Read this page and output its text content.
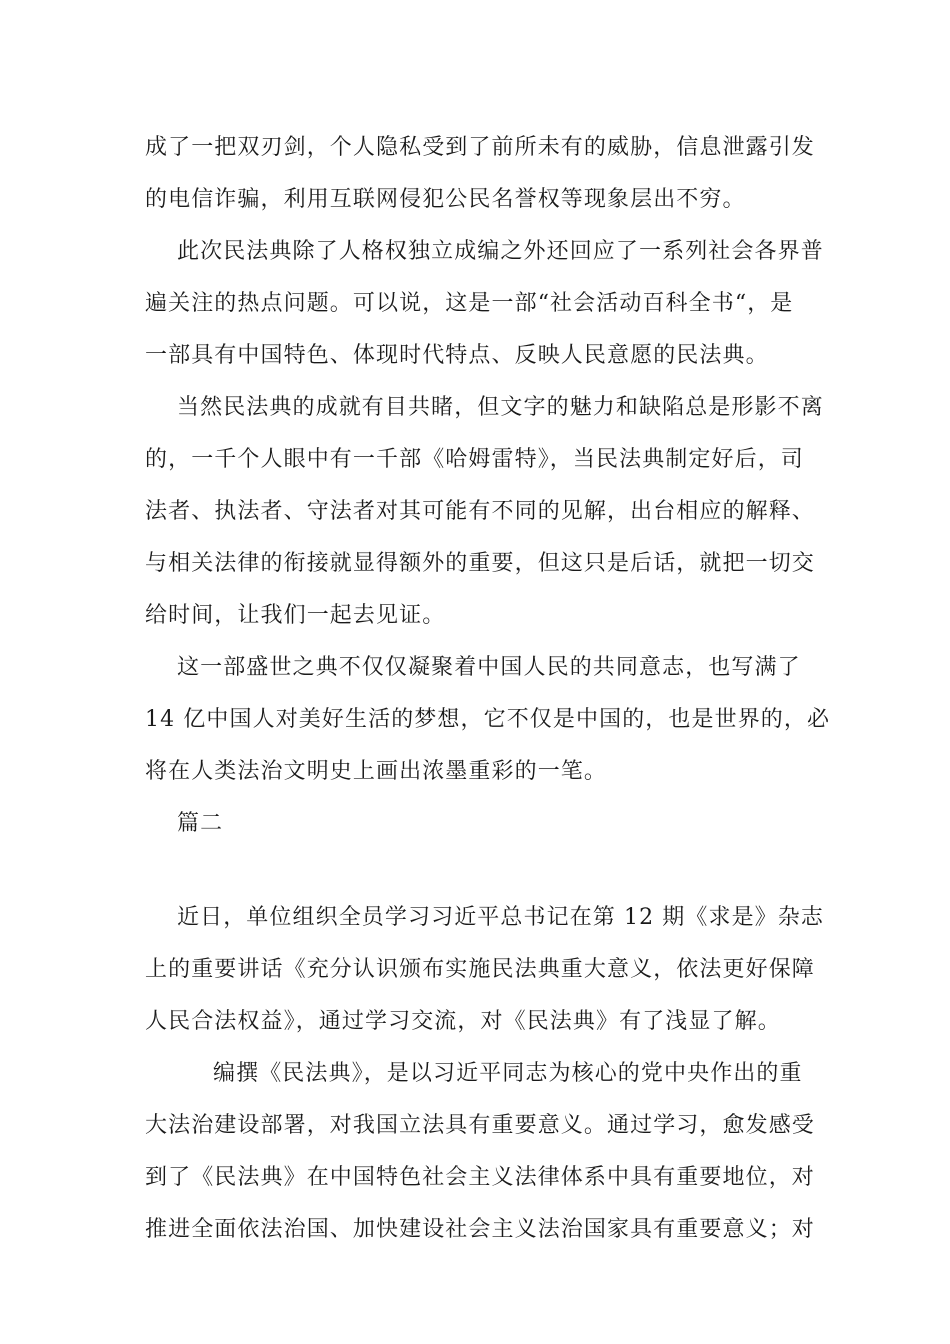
成了一把双刃剑，个人隐私受到了前所未有的威胁，信息泄露引发
的电信诈骗，利用互联网侵犯公民名誉权等现象层出不穷。
此次民法典除了人格权独立成编之外还回应了一系列社会各界普
遍关注的热点问题。可以说，这是一部“社会活动百科全书“，是
一部具有中国特色、体现时代特点、反映人民意愿的民法典。
当然民法典的成就有目共睹，但文字的魅力和缺陷总是形影不离
的，一千个人眼中有一千部《哈姆雷特》，当民法典制定好后，司
法者、执法者、守法者对其可能有不同的见解，出台相应的解释、
与相关法律的衔接就显得额外的重要，但这只是后话，就把一切交
给时间，让我们一起去见证。
这一部盛世之典不仅仅凝聚着中国人民的共同意志，也写满了
14 亿中国人对美好生活的梦想，它不仅是中国的，也是世界的，必
将在人类法治文明史上画出浓墨重彩的一笔。
篇二
近日，单位组织全员学习习近平总书记在第 12 期《求是》杂志
上的重要讲话《充分认识颁布实施民法典重大意义，依法更好保障
人民合法权益》，通过学习交流，对《民法典》有了浅显了解。
编撰《民法典》，是以习近平同志为核心的党中央作出的重
大法治建设部署，对我国立法具有重要意义。通过学习，愈发感受
到了《民法典》在中国特色社会主义法律体系中具有重要地位，对
推进全面依法治国、加快建设社会主义法治国家具有重要意义；对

AIM |
Could you reproduce every record above exactly, leaving out the pictures?

FINISHED EXERCISE |
Read this page and output its text content.
成了一把双刃剑，个人隐私受到了前所未有的威胁，信息泄露引发
的电信诈骗，利用互联网侵犯公民名誉权等现象层出不穷。
此次民法典除了人格权独立成编之外还回应了一系列社会各界普
遍关注的热点问题。可以说，这是一部“社会活动百科全书“，是
一部具有中国特色、体现时代特点、反映人民意愿的民法典。
当然民法典的成就有目共睹，但文字的魅力和缺陷总是形影不离
的，一千个人眼中有一千部《哈姆雷特》，当民法典制定好后，司
法者、执法者、守法者对其可能有不同的见解，出台相应的解释、
与相关法律的衔接就显得额外的重要，但这只是后话，就把一切交
给时间，让我们一起去见证。
这一部盛世之典不仅仅凝聚着中国人民的共同意志，也写满了
14 亿中国人对美好生活的梦想，它不仅是中国的，也是世界的，必
将在人类法治文明史上画出浓墨重彩的一笔。
篇二
近日，单位组织全员学习习近平总书记在第 12 期《求是》杂志
上的重要讲话《充分认识颁布实施民法典重大意义，依法更好保障
人民合法权益》，通过学习交流，对《民法典》有了浅显了解。
编撰《民法典》，是以习近平同志为核心的党中央作出的重
大法治建设部署，对我国立法具有重要意义。通过学习，愈发感受
到了《民法典》在中国特色社会主义法律体系中具有重要地位，对
推进全面依法治国、加快建设社会主义法治国家具有重要意义；对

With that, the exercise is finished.